== TASK DIRECTIONS ==
Each line of the material must be repeated precisely, with the pictures left out.

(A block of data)
* * * * * * *

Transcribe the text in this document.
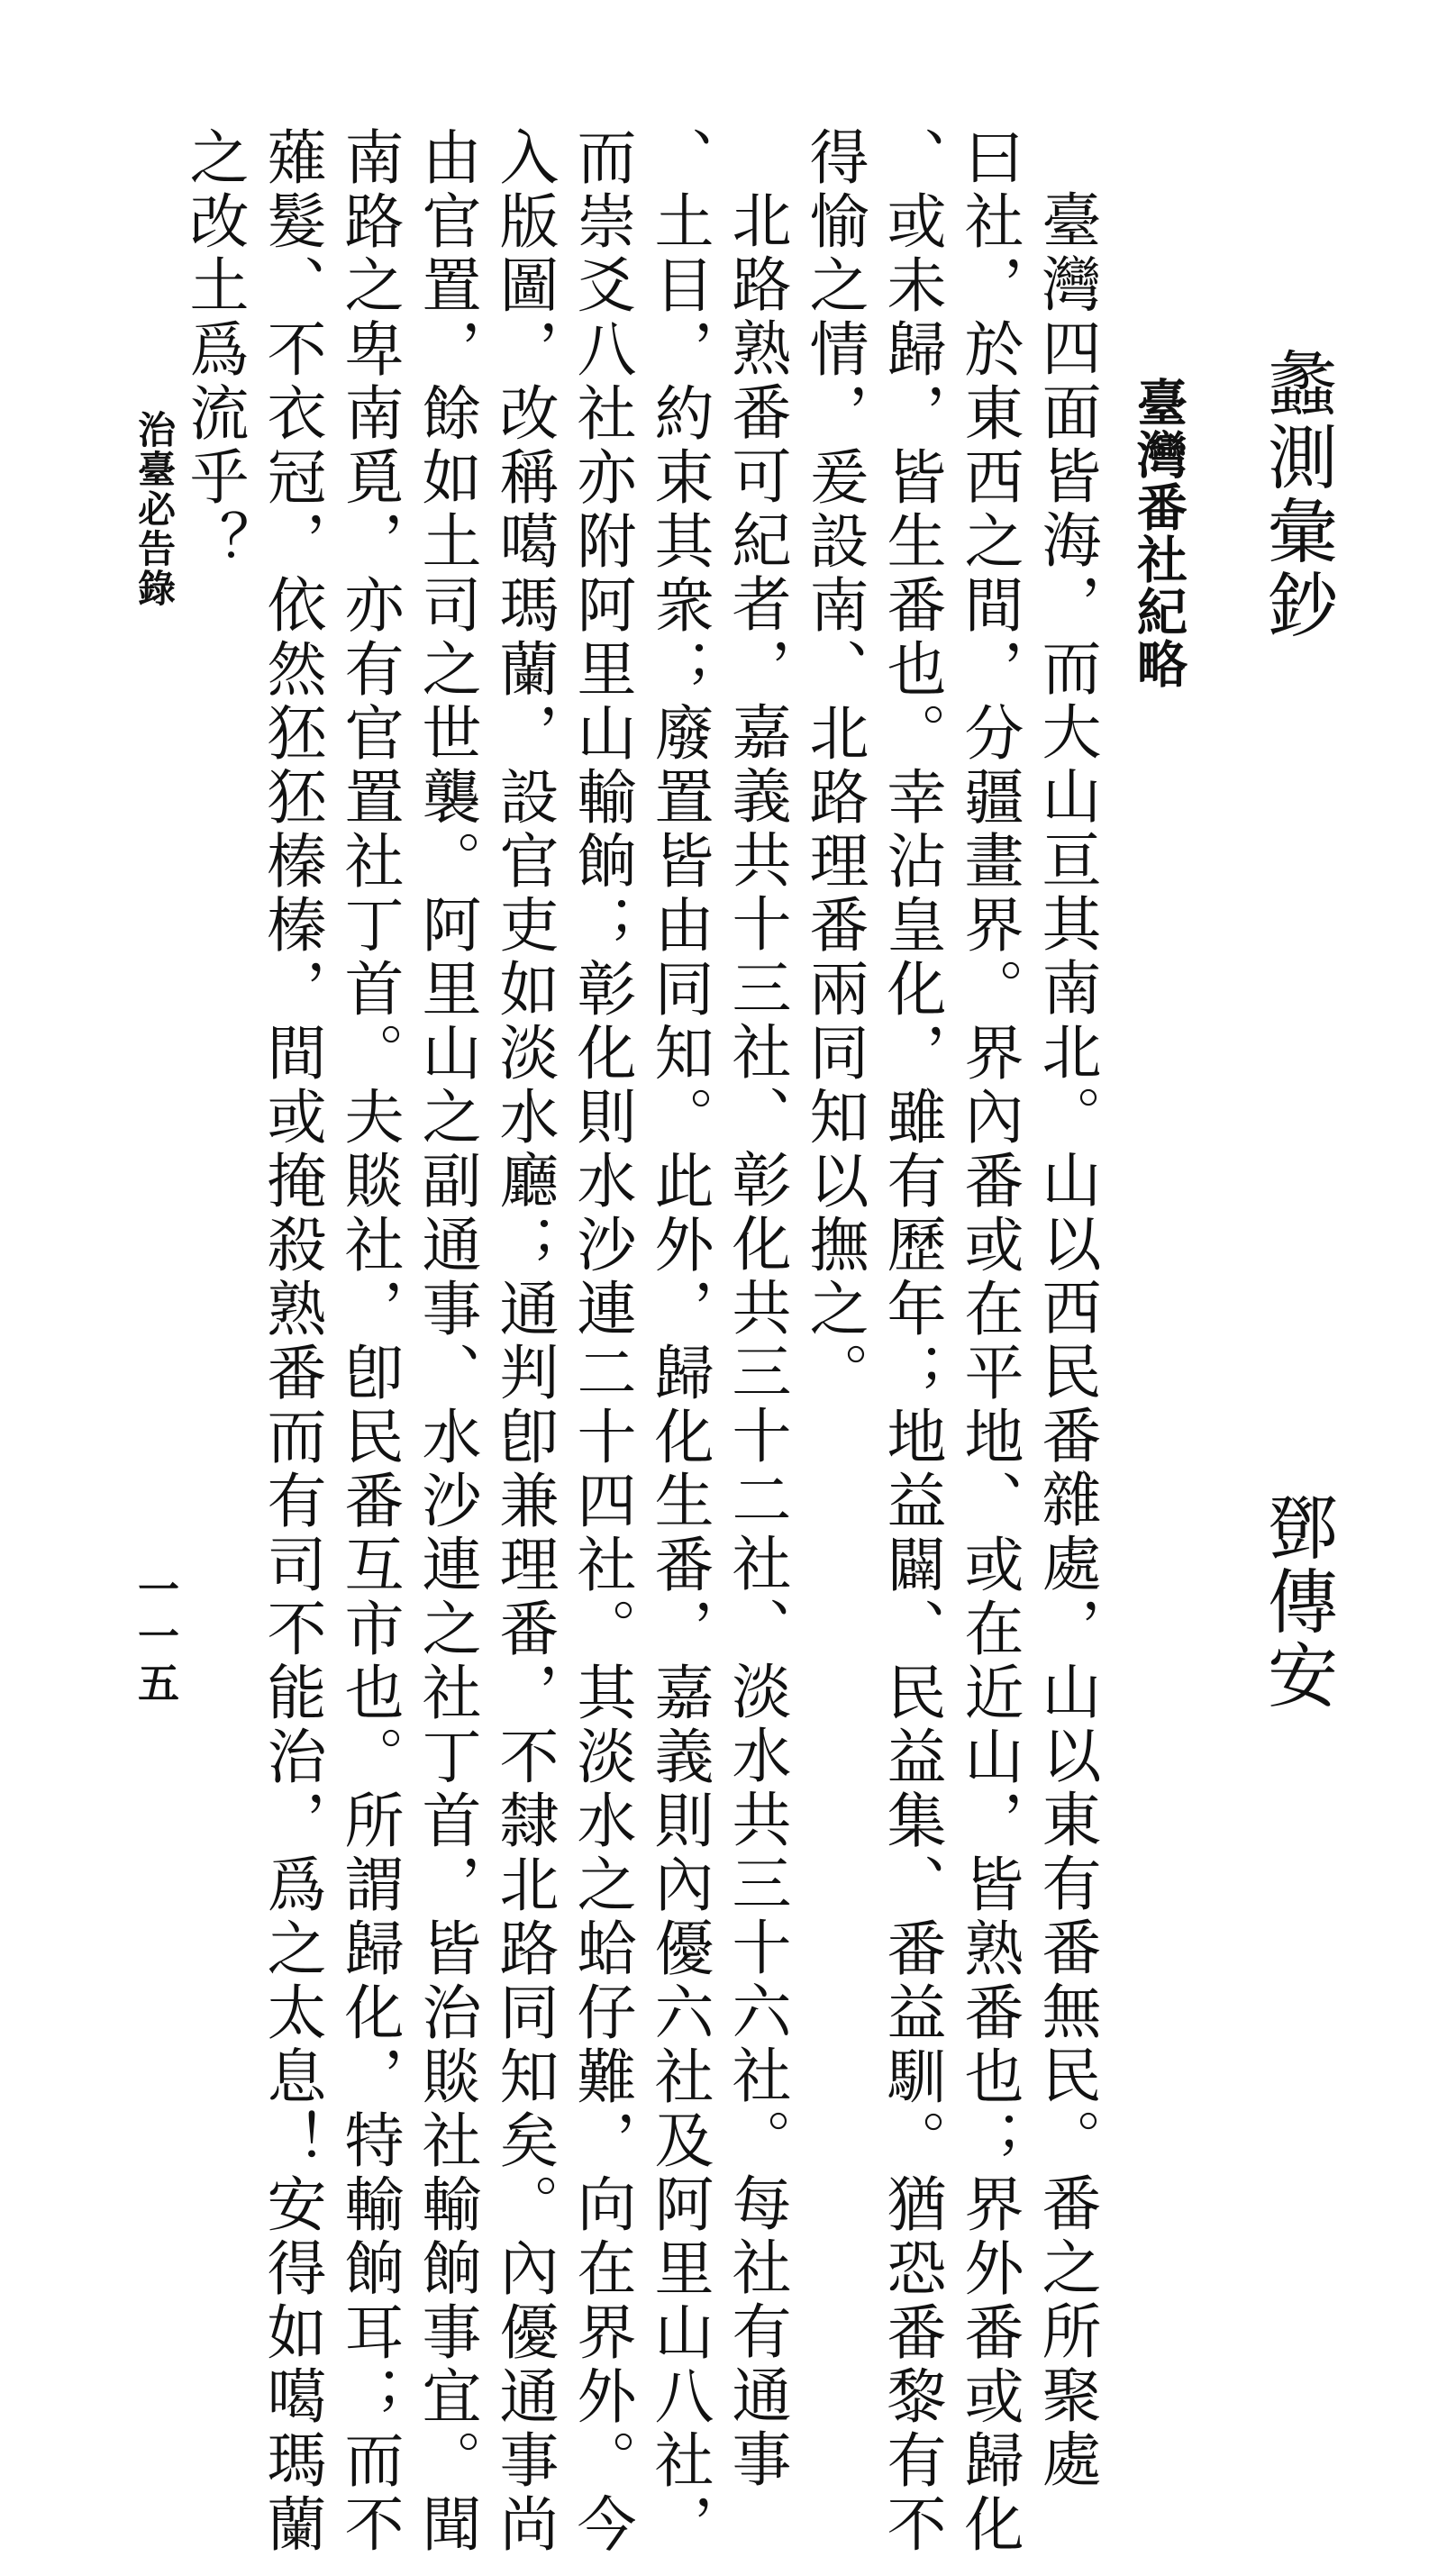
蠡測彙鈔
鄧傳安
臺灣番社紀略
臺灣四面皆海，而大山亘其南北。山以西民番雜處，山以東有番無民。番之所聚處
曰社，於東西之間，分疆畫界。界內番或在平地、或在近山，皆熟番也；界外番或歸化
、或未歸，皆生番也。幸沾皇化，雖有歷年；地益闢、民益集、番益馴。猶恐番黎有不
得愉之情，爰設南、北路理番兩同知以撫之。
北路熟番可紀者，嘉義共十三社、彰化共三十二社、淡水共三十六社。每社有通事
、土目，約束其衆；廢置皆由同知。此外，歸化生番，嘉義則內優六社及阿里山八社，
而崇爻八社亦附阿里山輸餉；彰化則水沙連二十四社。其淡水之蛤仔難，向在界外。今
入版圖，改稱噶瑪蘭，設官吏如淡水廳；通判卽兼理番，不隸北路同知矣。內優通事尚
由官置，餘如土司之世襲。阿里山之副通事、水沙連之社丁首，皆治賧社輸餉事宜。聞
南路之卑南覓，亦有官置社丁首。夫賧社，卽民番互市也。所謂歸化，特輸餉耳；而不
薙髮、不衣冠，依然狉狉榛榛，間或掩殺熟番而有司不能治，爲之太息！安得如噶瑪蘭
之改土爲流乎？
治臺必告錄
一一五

* * * * * * *

== THE SOLUTION ==
Transcribe the text in this document.
蠡測彙鈔
鄧傳安
臺灣番社紀略
臺灣四面皆海，而大山亘其南北。山以西民番雜處，山以東有番無民。番之所聚處
曰社，於東西之間，分疆畫界。界內番或在平地、或在近山，皆熟番也；界外番或歸化
、或未歸，皆生番也。幸沾皇化，雖有歷年；地益闢、民益集、番益馴。猶恐番黎有不
得愉之情，爰設南、北路理番兩同知以撫之。
北路熟番可紀者，嘉義共十三社、彰化共三十二社、淡水共三十六社。每社有通事
、土目，約束其衆；廢置皆由同知。此外，歸化生番，嘉義則內優六社及阿里山八社，
而崇爻八社亦附阿里山輸餉；彰化則水沙連二十四社。其淡水之蛤仔難，向在界外。今
入版圖，改稱噶瑪蘭，設官吏如淡水廳；通判卽兼理番，不隸北路同知矣。內優通事尚
由官置，餘如土司之世襲。阿里山之副通事、水沙連之社丁首，皆治賧社輸餉事宜。聞
南路之卑南覓，亦有官置社丁首。夫賧社，卽民番互市也。所謂歸化，特輸餉耳；而不
薙髮、不衣冠，依然狉狉榛榛，間或掩殺熟番而有司不能治，爲之太息！安得如噶瑪蘭
之改土爲流乎？
治臺必告錄
一一五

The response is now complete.